Written problem. Could you write out the records below exactly as they appear, leaving out any pictures?

========

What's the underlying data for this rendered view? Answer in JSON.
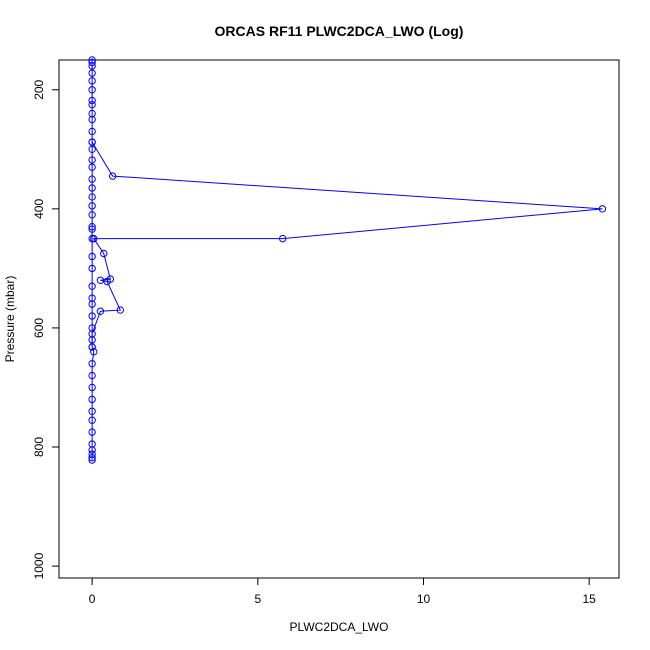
{
  "chart_data": {
    "type": "line",
    "title": "ORCAS RF11 PLWC2DCA_LWO (Log)",
    "xlabel": "PLWC2DCA_LWO",
    "ylabel": "Pressure (mbar)",
    "xlim": [
      -1.0,
      15.9
    ],
    "ylim": [
      1020,
      150
    ],
    "y_reversed": true,
    "x_ticks": [
      0,
      5,
      10,
      15
    ],
    "y_ticks": [
      200,
      400,
      600,
      800,
      1000
    ],
    "grid": false,
    "legend": "none",
    "series": [
      {
        "color": "#0000ff",
        "marker": "open-circle",
        "points": [
          {
            "x": 0,
            "y": 150
          },
          {
            "x": 0,
            "y": 154
          },
          {
            "x": 0,
            "y": 160
          },
          {
            "x": 0,
            "y": 172
          },
          {
            "x": 0,
            "y": 185
          },
          {
            "x": 0,
            "y": 200
          },
          {
            "x": 0,
            "y": 218
          },
          {
            "x": 0,
            "y": 225
          },
          {
            "x": 0,
            "y": 240
          },
          {
            "x": 0,
            "y": 250
          },
          {
            "x": 0,
            "y": 270
          },
          {
            "x": 0,
            "y": 288
          },
          {
            "x": 0.62,
            "y": 345
          },
          {
            "x": 15.4,
            "y": 400
          },
          {
            "x": 5.75,
            "y": 450
          },
          {
            "x": 0.05,
            "y": 450
          },
          {
            "x": 0.35,
            "y": 475
          },
          {
            "x": 0.55,
            "y": 518
          },
          {
            "x": 0.25,
            "y": 520
          },
          {
            "x": 0.45,
            "y": 522
          },
          {
            "x": 0.85,
            "y": 570
          },
          {
            "x": 0.25,
            "y": 572
          },
          {
            "x": 0,
            "y": 610
          },
          {
            "x": 0,
            "y": 632
          },
          {
            "x": 0.05,
            "y": 640
          },
          {
            "x": 0,
            "y": 660
          },
          {
            "x": 0,
            "y": 680
          },
          {
            "x": 0,
            "y": 700
          },
          {
            "x": 0,
            "y": 720
          },
          {
            "x": 0,
            "y": 740
          },
          {
            "x": 0,
            "y": 755
          },
          {
            "x": 0,
            "y": 775
          },
          {
            "x": 0,
            "y": 795
          },
          {
            "x": 0,
            "y": 805
          },
          {
            "x": 0,
            "y": 812
          },
          {
            "x": 0,
            "y": 818
          },
          {
            "x": 0,
            "y": 822
          }
        ]
      },
      {
        "color": "#0000ff",
        "marker": "open-circle",
        "points": [
          {
            "x": 0,
            "y": 288
          },
          {
            "x": 0,
            "y": 300
          },
          {
            "x": 0,
            "y": 318
          },
          {
            "x": 0,
            "y": 330
          },
          {
            "x": 0,
            "y": 350
          },
          {
            "x": 0,
            "y": 365
          },
          {
            "x": 0,
            "y": 380
          },
          {
            "x": 0,
            "y": 395
          },
          {
            "x": 0,
            "y": 410
          },
          {
            "x": 0,
            "y": 430
          },
          {
            "x": 0,
            "y": 434
          },
          {
            "x": 0,
            "y": 450
          },
          {
            "x": 0,
            "y": 480
          },
          {
            "x": 0,
            "y": 500
          },
          {
            "x": 0,
            "y": 530
          },
          {
            "x": 0,
            "y": 550
          },
          {
            "x": 0,
            "y": 560
          },
          {
            "x": 0,
            "y": 580
          },
          {
            "x": 0,
            "y": 600
          },
          {
            "x": 0,
            "y": 620
          },
          {
            "x": 0,
            "y": 632
          }
        ]
      }
    ]
  }
}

========

Output for this exercise.
What's the underlying data for this rendered view? Answer in JSON.
{
  "chart_data": {
    "type": "line",
    "title": "ORCAS RF11 PLWC2DCA_LWO (Log)",
    "xlabel": "PLWC2DCA_LWO",
    "ylabel": "Pressure (mbar)",
    "xlim": [
      -1.0,
      15.9
    ],
    "ylim": [
      1020,
      150
    ],
    "y_reversed": true,
    "x_ticks": [
      0,
      5,
      10,
      15
    ],
    "y_ticks": [
      200,
      400,
      600,
      800,
      1000
    ],
    "grid": false,
    "legend": "none",
    "series": [
      {
        "color": "#0000ff",
        "marker": "open-circle",
        "points": [
          {
            "x": 0,
            "y": 150
          },
          {
            "x": 0,
            "y": 154
          },
          {
            "x": 0,
            "y": 160
          },
          {
            "x": 0,
            "y": 172
          },
          {
            "x": 0,
            "y": 185
          },
          {
            "x": 0,
            "y": 200
          },
          {
            "x": 0,
            "y": 218
          },
          {
            "x": 0,
            "y": 225
          },
          {
            "x": 0,
            "y": 240
          },
          {
            "x": 0,
            "y": 250
          },
          {
            "x": 0,
            "y": 270
          },
          {
            "x": 0,
            "y": 288
          },
          {
            "x": 0.62,
            "y": 345
          },
          {
            "x": 15.4,
            "y": 400
          },
          {
            "x": 5.75,
            "y": 450
          },
          {
            "x": 0.05,
            "y": 450
          },
          {
            "x": 0.35,
            "y": 475
          },
          {
            "x": 0.55,
            "y": 518
          },
          {
            "x": 0.25,
            "y": 520
          },
          {
            "x": 0.45,
            "y": 522
          },
          {
            "x": 0.85,
            "y": 570
          },
          {
            "x": 0.25,
            "y": 572
          },
          {
            "x": 0,
            "y": 610
          },
          {
            "x": 0,
            "y": 632
          },
          {
            "x": 0.05,
            "y": 640
          },
          {
            "x": 0,
            "y": 660
          },
          {
            "x": 0,
            "y": 680
          },
          {
            "x": 0,
            "y": 700
          },
          {
            "x": 0,
            "y": 720
          },
          {
            "x": 0,
            "y": 740
          },
          {
            "x": 0,
            "y": 755
          },
          {
            "x": 0,
            "y": 775
          },
          {
            "x": 0,
            "y": 795
          },
          {
            "x": 0,
            "y": 805
          },
          {
            "x": 0,
            "y": 812
          },
          {
            "x": 0,
            "y": 818
          },
          {
            "x": 0,
            "y": 822
          }
        ]
      },
      {
        "color": "#0000ff",
        "marker": "open-circle",
        "points": [
          {
            "x": 0,
            "y": 288
          },
          {
            "x": 0,
            "y": 300
          },
          {
            "x": 0,
            "y": 318
          },
          {
            "x": 0,
            "y": 330
          },
          {
            "x": 0,
            "y": 350
          },
          {
            "x": 0,
            "y": 365
          },
          {
            "x": 0,
            "y": 380
          },
          {
            "x": 0,
            "y": 395
          },
          {
            "x": 0,
            "y": 410
          },
          {
            "x": 0,
            "y": 430
          },
          {
            "x": 0,
            "y": 434
          },
          {
            "x": 0,
            "y": 450
          },
          {
            "x": 0,
            "y": 480
          },
          {
            "x": 0,
            "y": 500
          },
          {
            "x": 0,
            "y": 530
          },
          {
            "x": 0,
            "y": 550
          },
          {
            "x": 0,
            "y": 560
          },
          {
            "x": 0,
            "y": 580
          },
          {
            "x": 0,
            "y": 600
          },
          {
            "x": 0,
            "y": 620
          },
          {
            "x": 0,
            "y": 632
          }
        ]
      }
    ]
  }
}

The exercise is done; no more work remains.